■ Materials provided ■
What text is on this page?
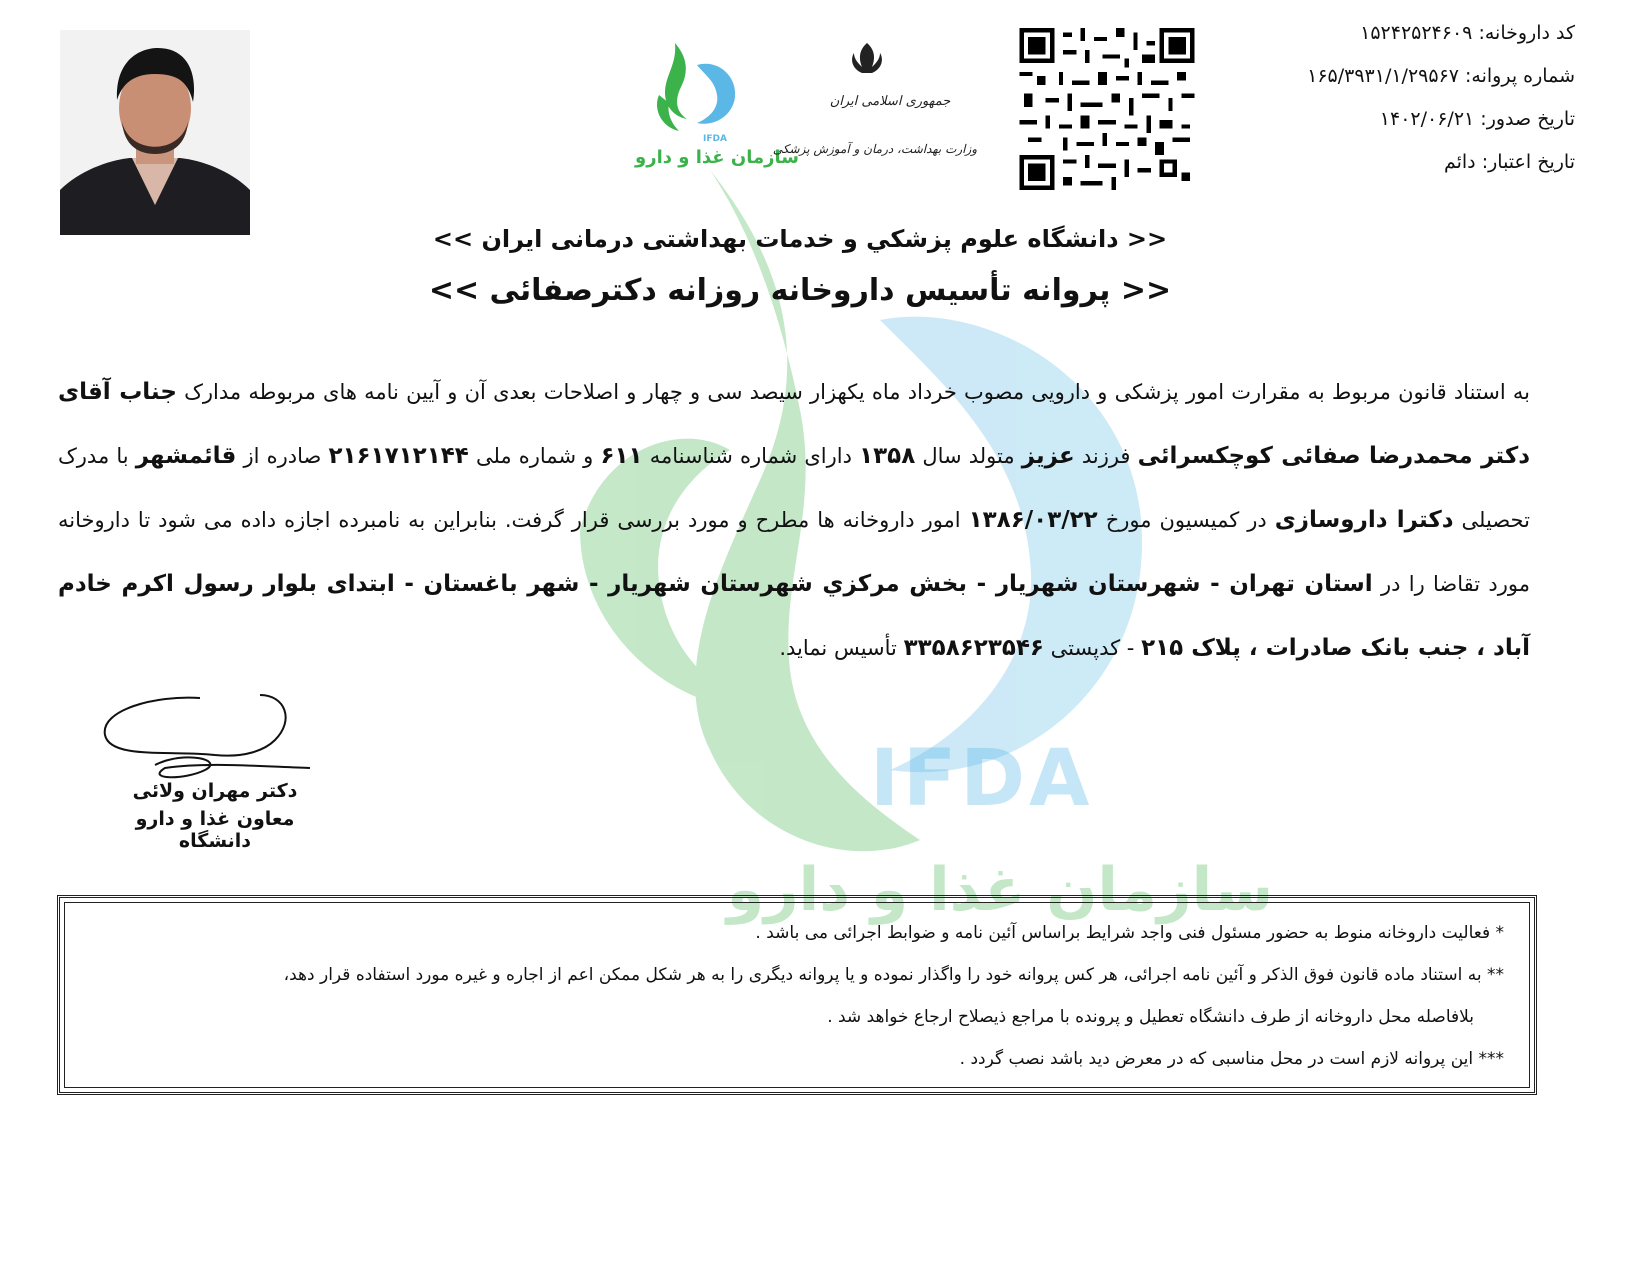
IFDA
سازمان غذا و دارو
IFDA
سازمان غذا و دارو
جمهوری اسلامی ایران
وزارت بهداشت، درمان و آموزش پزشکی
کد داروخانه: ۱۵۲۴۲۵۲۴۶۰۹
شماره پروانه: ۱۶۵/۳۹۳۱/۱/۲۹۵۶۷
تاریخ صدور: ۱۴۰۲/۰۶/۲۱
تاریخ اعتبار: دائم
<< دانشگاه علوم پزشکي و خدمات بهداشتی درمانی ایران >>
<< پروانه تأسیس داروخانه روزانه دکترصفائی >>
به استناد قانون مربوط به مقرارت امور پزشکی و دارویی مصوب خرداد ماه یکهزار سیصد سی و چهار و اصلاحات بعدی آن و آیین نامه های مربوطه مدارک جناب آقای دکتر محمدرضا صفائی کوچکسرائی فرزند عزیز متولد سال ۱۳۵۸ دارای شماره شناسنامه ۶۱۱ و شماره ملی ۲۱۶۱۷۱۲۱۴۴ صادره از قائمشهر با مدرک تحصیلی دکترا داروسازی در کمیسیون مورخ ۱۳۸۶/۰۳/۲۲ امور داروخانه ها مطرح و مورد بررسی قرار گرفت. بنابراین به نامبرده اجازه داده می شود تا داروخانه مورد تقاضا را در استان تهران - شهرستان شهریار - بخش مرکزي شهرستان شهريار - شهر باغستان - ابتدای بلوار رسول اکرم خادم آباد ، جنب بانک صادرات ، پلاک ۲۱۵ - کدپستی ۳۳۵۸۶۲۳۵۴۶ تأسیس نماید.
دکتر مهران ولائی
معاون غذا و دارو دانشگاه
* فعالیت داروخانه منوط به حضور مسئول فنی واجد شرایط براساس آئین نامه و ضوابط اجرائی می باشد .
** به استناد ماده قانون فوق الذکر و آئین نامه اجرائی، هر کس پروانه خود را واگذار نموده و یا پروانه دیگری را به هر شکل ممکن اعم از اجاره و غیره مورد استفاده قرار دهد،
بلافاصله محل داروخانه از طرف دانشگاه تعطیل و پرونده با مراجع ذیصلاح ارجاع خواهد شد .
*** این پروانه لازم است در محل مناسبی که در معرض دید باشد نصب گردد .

---

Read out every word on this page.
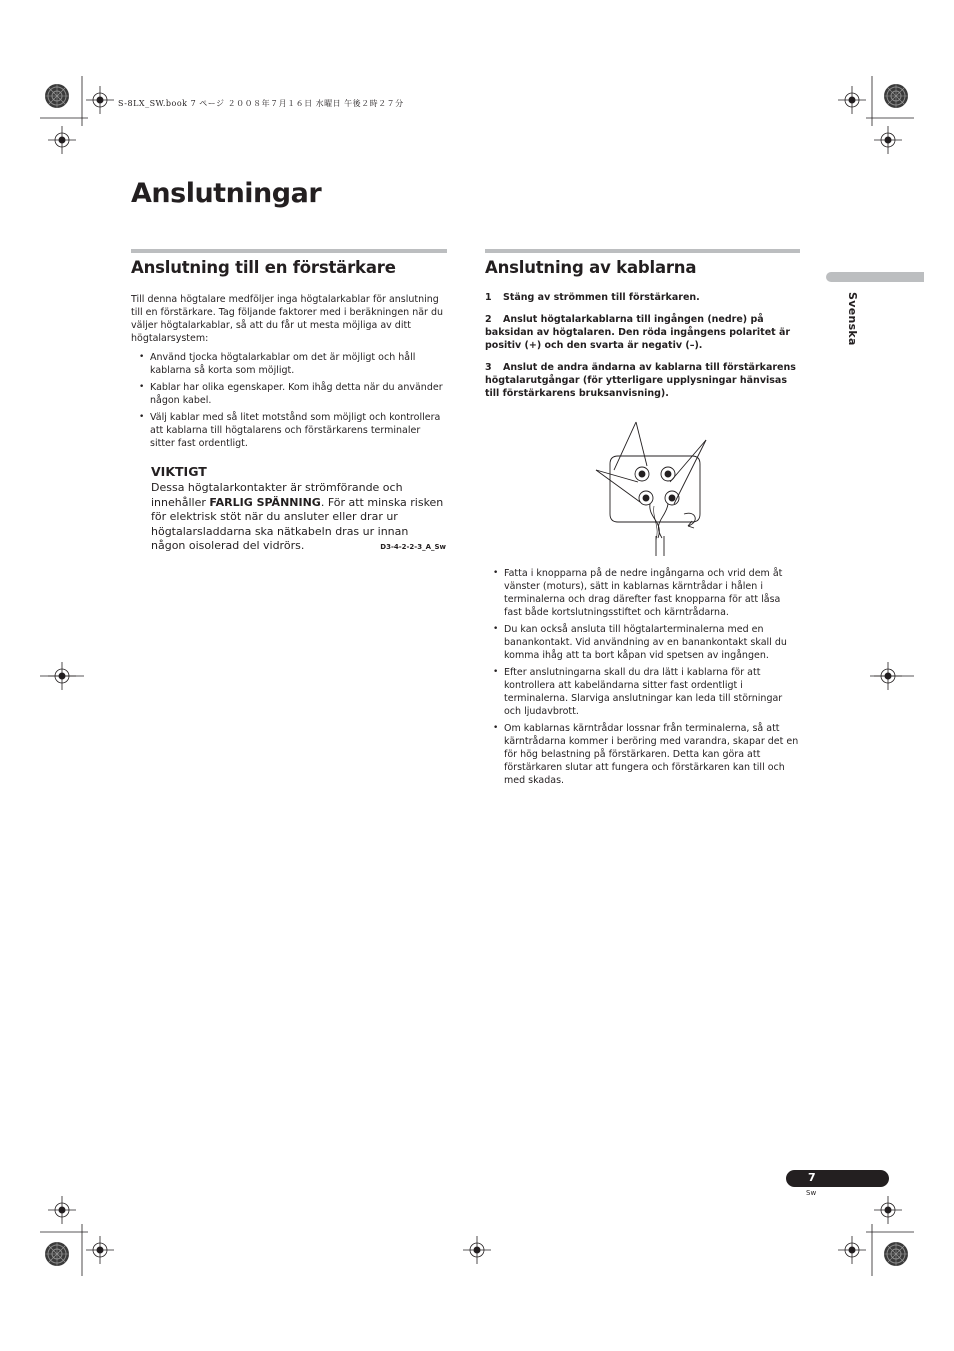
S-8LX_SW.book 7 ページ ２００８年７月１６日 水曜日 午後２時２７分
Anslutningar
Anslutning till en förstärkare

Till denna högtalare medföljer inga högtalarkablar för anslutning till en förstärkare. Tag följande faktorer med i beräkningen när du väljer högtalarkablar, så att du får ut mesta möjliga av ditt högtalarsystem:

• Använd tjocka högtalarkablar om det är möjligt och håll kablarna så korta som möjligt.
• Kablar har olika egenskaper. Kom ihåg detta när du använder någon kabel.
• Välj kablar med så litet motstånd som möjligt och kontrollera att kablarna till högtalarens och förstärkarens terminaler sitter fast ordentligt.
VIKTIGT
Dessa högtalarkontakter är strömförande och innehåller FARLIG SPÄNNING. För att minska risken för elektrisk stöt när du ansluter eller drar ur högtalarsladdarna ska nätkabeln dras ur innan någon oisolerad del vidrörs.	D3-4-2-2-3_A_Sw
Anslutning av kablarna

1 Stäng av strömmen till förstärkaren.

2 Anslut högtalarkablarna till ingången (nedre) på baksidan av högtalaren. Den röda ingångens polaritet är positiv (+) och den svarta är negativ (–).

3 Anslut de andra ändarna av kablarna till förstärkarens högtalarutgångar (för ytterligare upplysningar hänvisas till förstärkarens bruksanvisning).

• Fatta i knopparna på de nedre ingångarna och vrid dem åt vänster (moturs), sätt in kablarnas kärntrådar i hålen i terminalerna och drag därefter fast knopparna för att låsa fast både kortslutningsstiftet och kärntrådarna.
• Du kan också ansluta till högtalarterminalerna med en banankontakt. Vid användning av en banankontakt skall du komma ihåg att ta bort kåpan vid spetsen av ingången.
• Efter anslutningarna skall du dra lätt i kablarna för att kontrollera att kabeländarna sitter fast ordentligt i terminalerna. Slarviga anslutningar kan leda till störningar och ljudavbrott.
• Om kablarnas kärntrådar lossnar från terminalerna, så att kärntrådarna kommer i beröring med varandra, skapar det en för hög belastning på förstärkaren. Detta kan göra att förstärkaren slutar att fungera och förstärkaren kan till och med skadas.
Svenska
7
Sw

--

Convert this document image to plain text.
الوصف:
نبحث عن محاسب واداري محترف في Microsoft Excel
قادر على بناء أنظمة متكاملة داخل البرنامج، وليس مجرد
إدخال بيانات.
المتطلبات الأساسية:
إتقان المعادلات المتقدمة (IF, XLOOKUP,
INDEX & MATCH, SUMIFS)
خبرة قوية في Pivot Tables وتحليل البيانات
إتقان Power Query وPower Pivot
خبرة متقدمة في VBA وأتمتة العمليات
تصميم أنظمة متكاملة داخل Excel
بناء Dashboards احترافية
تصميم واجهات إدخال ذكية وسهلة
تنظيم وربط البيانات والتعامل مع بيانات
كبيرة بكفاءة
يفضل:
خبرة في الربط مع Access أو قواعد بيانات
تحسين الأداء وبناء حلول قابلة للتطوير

■ What is being asked ■
Determine how many lines above contain "تصميم" as a word or string. Give the number alone.

■ Finished task ■
2